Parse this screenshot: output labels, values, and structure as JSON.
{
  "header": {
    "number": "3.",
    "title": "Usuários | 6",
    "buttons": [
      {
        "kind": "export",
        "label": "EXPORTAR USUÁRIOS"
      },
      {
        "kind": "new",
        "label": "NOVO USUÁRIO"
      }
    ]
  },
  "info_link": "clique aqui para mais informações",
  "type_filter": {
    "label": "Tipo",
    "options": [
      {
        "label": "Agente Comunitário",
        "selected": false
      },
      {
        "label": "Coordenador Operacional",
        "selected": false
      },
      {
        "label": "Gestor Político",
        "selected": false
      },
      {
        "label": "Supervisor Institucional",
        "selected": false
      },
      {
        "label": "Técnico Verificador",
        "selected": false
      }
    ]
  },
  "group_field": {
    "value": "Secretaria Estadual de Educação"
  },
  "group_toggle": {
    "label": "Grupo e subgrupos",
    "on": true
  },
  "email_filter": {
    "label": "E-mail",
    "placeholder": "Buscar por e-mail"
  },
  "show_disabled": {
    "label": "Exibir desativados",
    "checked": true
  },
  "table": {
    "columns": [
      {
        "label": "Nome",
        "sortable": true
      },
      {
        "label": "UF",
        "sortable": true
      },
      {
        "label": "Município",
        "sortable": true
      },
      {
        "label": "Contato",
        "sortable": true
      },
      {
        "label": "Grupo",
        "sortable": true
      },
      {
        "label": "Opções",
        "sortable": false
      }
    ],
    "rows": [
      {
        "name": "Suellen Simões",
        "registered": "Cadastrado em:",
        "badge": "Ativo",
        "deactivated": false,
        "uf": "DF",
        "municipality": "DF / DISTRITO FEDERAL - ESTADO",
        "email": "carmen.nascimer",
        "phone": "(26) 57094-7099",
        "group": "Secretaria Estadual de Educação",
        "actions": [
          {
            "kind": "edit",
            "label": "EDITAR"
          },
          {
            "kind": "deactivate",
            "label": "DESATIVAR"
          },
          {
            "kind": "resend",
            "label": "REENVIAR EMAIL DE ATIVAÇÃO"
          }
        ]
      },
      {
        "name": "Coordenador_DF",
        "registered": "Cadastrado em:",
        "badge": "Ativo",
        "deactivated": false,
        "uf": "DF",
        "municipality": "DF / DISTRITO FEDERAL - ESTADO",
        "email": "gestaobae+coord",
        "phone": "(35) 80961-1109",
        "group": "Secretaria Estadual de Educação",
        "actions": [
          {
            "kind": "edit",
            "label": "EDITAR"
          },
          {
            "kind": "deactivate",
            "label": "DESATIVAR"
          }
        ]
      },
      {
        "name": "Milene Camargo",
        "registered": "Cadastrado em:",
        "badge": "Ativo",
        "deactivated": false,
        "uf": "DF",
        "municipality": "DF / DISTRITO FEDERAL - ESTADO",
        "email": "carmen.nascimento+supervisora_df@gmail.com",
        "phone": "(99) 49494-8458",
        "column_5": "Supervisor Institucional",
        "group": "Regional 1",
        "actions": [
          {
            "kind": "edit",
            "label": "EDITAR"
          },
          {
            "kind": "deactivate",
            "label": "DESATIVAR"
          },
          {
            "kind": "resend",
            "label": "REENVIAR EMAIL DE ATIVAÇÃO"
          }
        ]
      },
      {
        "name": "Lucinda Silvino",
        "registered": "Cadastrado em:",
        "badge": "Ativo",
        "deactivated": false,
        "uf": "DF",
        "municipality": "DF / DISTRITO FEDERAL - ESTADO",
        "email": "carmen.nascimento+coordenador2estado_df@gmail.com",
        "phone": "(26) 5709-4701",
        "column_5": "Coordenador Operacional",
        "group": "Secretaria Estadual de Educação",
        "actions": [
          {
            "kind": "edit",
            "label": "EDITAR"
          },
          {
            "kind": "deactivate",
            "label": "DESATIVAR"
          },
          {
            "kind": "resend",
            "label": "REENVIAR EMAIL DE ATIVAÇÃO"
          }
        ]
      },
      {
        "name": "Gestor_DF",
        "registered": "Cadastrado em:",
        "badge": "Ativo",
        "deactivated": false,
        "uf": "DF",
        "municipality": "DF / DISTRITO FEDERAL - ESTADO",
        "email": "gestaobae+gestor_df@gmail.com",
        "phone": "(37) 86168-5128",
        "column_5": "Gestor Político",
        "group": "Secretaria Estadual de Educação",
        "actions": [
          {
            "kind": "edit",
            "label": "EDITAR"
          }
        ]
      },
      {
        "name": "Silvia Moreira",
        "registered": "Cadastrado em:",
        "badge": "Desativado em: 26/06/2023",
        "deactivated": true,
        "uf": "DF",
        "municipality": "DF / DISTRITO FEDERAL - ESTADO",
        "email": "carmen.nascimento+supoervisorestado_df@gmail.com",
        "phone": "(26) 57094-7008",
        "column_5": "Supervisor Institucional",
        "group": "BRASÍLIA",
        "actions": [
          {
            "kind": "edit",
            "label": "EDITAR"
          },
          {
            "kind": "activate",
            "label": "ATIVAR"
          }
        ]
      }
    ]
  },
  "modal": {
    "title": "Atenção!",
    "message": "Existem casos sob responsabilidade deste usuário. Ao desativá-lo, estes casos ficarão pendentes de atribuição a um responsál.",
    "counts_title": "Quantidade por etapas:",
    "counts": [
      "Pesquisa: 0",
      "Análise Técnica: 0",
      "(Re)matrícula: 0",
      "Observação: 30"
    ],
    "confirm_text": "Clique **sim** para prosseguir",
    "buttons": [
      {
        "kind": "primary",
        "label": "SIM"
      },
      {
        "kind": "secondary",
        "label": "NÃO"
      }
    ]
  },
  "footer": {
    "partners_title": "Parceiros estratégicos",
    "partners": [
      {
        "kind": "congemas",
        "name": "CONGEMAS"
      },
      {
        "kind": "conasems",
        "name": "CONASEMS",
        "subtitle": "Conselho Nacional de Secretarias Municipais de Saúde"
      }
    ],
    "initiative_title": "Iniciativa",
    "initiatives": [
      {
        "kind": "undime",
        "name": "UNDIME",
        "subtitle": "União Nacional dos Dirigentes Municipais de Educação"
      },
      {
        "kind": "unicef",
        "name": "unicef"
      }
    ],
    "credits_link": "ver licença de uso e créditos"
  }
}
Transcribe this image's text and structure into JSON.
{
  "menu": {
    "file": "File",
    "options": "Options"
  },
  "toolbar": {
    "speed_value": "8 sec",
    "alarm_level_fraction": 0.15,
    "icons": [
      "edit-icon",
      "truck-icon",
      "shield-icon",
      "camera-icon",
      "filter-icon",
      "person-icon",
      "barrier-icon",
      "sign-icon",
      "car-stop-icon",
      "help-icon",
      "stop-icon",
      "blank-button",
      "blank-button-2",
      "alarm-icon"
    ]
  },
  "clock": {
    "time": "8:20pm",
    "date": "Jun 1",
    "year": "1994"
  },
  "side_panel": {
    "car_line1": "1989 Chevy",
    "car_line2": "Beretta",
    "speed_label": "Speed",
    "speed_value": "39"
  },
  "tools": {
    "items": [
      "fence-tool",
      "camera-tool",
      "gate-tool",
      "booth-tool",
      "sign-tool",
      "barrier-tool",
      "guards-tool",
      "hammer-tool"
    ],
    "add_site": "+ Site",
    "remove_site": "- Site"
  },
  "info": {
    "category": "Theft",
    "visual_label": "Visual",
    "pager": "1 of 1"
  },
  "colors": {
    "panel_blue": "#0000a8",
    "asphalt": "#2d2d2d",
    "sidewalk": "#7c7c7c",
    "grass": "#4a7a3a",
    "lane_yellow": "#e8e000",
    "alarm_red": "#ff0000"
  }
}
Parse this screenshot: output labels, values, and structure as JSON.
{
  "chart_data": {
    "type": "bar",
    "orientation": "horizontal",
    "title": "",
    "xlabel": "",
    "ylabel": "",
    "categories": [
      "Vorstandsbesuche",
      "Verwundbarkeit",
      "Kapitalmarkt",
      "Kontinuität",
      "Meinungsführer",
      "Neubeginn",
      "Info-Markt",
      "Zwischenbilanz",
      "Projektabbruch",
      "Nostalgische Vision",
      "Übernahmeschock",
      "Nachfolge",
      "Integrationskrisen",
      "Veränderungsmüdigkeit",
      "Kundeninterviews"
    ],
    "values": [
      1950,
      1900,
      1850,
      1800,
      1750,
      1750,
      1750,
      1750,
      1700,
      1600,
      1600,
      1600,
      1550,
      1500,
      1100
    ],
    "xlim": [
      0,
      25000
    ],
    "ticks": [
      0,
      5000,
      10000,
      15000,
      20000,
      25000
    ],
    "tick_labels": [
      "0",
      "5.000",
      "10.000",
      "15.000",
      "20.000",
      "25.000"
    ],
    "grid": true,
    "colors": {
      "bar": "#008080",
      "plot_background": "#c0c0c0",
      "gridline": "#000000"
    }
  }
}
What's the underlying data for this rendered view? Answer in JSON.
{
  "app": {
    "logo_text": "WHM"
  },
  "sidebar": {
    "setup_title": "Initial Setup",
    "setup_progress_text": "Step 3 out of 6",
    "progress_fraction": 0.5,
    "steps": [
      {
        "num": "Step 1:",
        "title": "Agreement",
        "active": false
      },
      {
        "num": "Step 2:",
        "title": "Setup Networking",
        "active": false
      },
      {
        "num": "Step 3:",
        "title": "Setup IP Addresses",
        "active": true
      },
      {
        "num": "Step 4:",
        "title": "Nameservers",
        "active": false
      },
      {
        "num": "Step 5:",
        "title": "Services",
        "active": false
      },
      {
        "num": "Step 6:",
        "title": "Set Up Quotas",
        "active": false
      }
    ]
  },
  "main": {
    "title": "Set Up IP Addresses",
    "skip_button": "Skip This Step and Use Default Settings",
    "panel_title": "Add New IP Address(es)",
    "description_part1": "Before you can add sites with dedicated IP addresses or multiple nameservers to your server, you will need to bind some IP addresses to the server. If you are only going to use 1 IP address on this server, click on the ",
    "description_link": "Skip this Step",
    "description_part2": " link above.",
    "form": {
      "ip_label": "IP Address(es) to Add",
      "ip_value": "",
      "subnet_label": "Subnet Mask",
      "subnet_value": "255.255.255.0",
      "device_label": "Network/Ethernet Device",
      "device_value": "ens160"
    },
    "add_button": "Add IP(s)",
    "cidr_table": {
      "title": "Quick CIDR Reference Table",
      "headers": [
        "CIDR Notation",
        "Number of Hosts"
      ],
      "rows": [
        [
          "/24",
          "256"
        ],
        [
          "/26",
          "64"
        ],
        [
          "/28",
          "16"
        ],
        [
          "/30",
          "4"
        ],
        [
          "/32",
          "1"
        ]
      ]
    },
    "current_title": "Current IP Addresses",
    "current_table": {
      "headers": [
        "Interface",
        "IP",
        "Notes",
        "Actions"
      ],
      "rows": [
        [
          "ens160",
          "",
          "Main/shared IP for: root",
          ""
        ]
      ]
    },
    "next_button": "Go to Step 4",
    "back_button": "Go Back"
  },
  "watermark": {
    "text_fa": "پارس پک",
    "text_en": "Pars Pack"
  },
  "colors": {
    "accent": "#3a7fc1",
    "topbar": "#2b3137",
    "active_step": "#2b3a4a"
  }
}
----
**What is asked**
Each line in the listing above either holds the string "para" or does not; state how many do, giving the number only.

**Output for this task**
2